| RECORDS FOR THIS EXERCISE |

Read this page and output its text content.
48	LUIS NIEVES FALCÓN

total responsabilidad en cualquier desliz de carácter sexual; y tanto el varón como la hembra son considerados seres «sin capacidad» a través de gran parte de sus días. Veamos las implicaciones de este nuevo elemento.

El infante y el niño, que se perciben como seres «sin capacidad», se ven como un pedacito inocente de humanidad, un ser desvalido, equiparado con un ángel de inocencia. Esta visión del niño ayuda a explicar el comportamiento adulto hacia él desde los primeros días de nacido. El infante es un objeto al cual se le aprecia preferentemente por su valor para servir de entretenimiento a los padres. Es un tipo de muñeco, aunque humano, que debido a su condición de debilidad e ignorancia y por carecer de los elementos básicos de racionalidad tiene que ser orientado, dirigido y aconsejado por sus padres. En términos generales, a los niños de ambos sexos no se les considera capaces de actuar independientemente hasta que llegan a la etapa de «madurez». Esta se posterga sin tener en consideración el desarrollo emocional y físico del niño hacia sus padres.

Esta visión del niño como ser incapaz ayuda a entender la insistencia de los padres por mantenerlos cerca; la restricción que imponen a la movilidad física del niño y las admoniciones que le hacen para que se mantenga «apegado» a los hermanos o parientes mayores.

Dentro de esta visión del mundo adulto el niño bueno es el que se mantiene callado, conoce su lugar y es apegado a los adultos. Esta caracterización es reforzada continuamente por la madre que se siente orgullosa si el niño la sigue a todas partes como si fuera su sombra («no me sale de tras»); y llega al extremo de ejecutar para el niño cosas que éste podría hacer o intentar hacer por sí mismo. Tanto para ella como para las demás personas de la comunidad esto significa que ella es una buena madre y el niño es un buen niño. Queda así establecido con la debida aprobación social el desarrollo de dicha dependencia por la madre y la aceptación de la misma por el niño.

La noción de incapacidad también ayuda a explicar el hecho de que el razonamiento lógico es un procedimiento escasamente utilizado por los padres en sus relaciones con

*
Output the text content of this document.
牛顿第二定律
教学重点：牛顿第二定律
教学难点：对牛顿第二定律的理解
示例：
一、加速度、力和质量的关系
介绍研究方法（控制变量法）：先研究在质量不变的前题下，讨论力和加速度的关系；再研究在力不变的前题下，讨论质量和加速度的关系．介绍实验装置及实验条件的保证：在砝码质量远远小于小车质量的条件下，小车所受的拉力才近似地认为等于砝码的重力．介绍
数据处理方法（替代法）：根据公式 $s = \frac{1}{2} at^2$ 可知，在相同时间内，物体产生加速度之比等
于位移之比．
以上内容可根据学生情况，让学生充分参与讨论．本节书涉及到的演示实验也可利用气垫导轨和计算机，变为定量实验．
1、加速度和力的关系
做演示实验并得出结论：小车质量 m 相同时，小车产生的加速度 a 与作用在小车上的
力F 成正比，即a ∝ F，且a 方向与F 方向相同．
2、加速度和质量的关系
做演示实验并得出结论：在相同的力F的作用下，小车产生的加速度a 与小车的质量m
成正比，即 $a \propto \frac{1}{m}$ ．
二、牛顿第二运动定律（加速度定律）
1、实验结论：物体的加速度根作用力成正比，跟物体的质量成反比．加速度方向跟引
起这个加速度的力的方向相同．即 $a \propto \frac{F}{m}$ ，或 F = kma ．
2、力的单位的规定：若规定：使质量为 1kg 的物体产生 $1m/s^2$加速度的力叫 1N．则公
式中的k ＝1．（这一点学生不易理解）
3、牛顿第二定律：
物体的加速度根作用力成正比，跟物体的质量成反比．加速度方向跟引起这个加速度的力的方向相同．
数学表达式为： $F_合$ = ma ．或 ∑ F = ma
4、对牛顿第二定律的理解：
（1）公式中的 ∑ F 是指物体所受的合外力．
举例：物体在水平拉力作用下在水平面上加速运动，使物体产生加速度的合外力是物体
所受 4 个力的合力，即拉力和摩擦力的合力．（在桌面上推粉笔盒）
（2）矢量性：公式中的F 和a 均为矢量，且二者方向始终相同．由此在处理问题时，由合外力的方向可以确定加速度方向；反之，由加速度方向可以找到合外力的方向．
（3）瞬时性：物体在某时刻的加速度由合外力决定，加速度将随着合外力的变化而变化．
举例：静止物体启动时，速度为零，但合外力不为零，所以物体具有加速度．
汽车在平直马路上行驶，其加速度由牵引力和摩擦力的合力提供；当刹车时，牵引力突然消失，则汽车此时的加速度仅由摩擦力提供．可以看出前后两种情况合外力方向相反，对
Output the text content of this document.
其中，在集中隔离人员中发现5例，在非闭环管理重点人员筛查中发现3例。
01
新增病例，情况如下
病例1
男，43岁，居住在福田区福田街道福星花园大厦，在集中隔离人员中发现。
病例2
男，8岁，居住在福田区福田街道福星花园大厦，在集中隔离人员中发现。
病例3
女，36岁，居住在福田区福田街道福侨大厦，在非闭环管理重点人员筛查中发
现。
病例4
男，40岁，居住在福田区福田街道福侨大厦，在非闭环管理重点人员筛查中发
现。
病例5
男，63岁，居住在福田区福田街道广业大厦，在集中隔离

| WRITTEN REQUEST |
Return what is listed above, exactly and completely.

| FULL RESPONSE |
Read this page and output its text content.
48	LUIS NIEVES FALCÓN

total responsabilidad en cualquier desliz de carácter sexual; y tanto el varón como la hembra son considerados seres «sin capacidad» a través de gran parte de sus días. Veamos las implicaciones de este nuevo elemento.

El infante y el niño, que se perciben como seres «sin capacidad», se ven como un pedacito inocente de humanidad, un ser desvalido, equiparado con un ángel de inocencia. Esta visión del niño ayuda a explicar el comportamiento adulto hacia él desde los primeros días de nacido. El infante es un objeto al cual se le aprecia preferentemente por su valor para servir de entretenimiento a los padres. Es un tipo de muñeco, aunque humano, que debido a su condición de debilidad e ignorancia y por carecer de los elementos básicos de racionalidad tiene que ser orientado, dirigido y aconsejado por sus padres. En términos generales, a los niños de ambos sexos no se les considera capaces de actuar independientemente hasta que llegan a la etapa de «madurez». Esta se posterga sin tener en consideración el desarrollo emocional y físico del niño hacia sus padres.

Esta visión del niño como ser incapaz ayuda a entender la insistencia de los padres por mantenerlos cerca; la restricción que imponen a la movilidad física del niño y las admoniciones que le hacen para que se mantenga «apegado» a los hermanos o parientes mayores.

Dentro de esta visión del mundo adulto el niño bueno es el que se mantiene callado, conoce su lugar y es apegado a los adultos. Esta caracterización es reforzada continuamente por la madre que se siente orgullosa si el niño la sigue a todas partes como si fuera su sombra («no me sale de tras»); y llega al extremo de ejecutar para el niño cosas que éste podría hacer o intentar hacer por sí mismo. Tanto para ella como para las demás personas de la comunidad esto significa que ella es una buena madre y el niño es un buen niño. Queda así establecido con la debida aprobación social el desarrollo de dicha dependencia por la madre y la aceptación de la misma por el niño.

La noción de incapacidad también ayuda a explicar el hecho de que el razonamiento lógico es un procedimiento escasamente utilizado por los padres en sus relaciones con

*
Output the text content of this document.
牛顿第二定律
教学重点：牛顿第二定律
教学难点：对牛顿第二定律的理解
示例：
一、加速度、力和质量的关系
介绍研究方法（控制变量法）：先研究在质量不变的前题下，讨论力和加速度的关系；再研究在力不变的前题下，讨论质量和加速度的关系．介绍实验装置及实验条件的保证：在砝码质量远远小于小车质量的条件下，小车所受的拉力才近似地认为等于砝码的重力．介绍
数据处理方法（替代法）：根据公式 $s = \frac{1}{2} at^2$ 可知，在相同时间内，物体产生加速度之比等
于位移之比．
以上内容可根据学生情况，让学生充分参与讨论．本节书涉及到的演示实验也可利用气垫导轨和计算机，变为定量实验．
1、加速度和力的关系
做演示实验并得出结论：小车质量 m 相同时，小车产生的加速度 a 与作用在小车上的
力F 成正比，即a ∝ F，且a 方向与F 方向相同．
2、加速度和质量的关系
做演示实验并得出结论：在相同的力F的作用下，小车产生的加速度a 与小车的质量m
成正比，即 $a \propto \frac{1}{m}$ ．
二、牛顿第二运动定律（加速度定律）
1、实验结论：物体的加速度根作用力成正比，跟物体的质量成反比．加速度方向跟引
起这个加速度的力的方向相同．即 $a \propto \frac{F}{m}$ ，或 F = kma ．
2、力的单位的规定：若规定：使质量为 1kg 的物体产生 $1m/s^2$加速度的力叫 1N．则公
式中的k ＝1．（这一点学生不易理解）
3、牛顿第二定律：
物体的加速度根作用力成正比，跟物体的质量成反比．加速度方向跟引起这个加速度的力的方向相同．
数学表达式为： $F_合$ = ma ．或 ∑ F = ma
4、对牛顿第二定律的理解：
（1）公式中的 ∑ F 是指物体所受的合外力．
举例：物体在水平拉力作用下在水平面上加速运动，使物体产生加速度的合外力是物体
所受 4 个力的合力，即拉力和摩擦力的合力．（在桌面上推粉笔盒）
（2）矢量性：公式中的F 和a 均为矢量，且二者方向始终相同．由此在处理问题时，由合外力的方向可以确定加速度方向；反之，由加速度方向可以找到合外力的方向．
（3）瞬时性：物体在某时刻的加速度由合外力决定，加速度将随着合外力的变化而变化．
举例：静止物体启动时，速度为零，但合外力不为零，所以物体具有加速度．
汽车在平直马路上行驶，其加速度由牵引力和摩擦力的合力提供；当刹车时，牵引力突然消失，则汽车此时的加速度仅由摩擦力提供．可以看出前后两种情况合外力方向相反，对
Output the text content of this document.
其中，在集中隔离人员中发现5例，在非闭环管理重点人员筛查中发现3例。
01
新增病例，情况如下
病例1
男，43岁，居住在福田区福田街道福星花园大厦，在集中隔离人员中发现。
病例2
男，8岁，居住在福田区福田街道福星花园大厦，在集中隔离人员中发现。
病例3
女，36岁，居住在福田区福田街道福侨大厦，在非闭环管理重点人员筛查中发
现。
病例4
男，40岁，居住在福田区福田街道福侨大厦，在非闭环管理重点人员筛查中发
现。
病例5
男，63岁，居住在福田区福田街道广业大厦，在集中隔离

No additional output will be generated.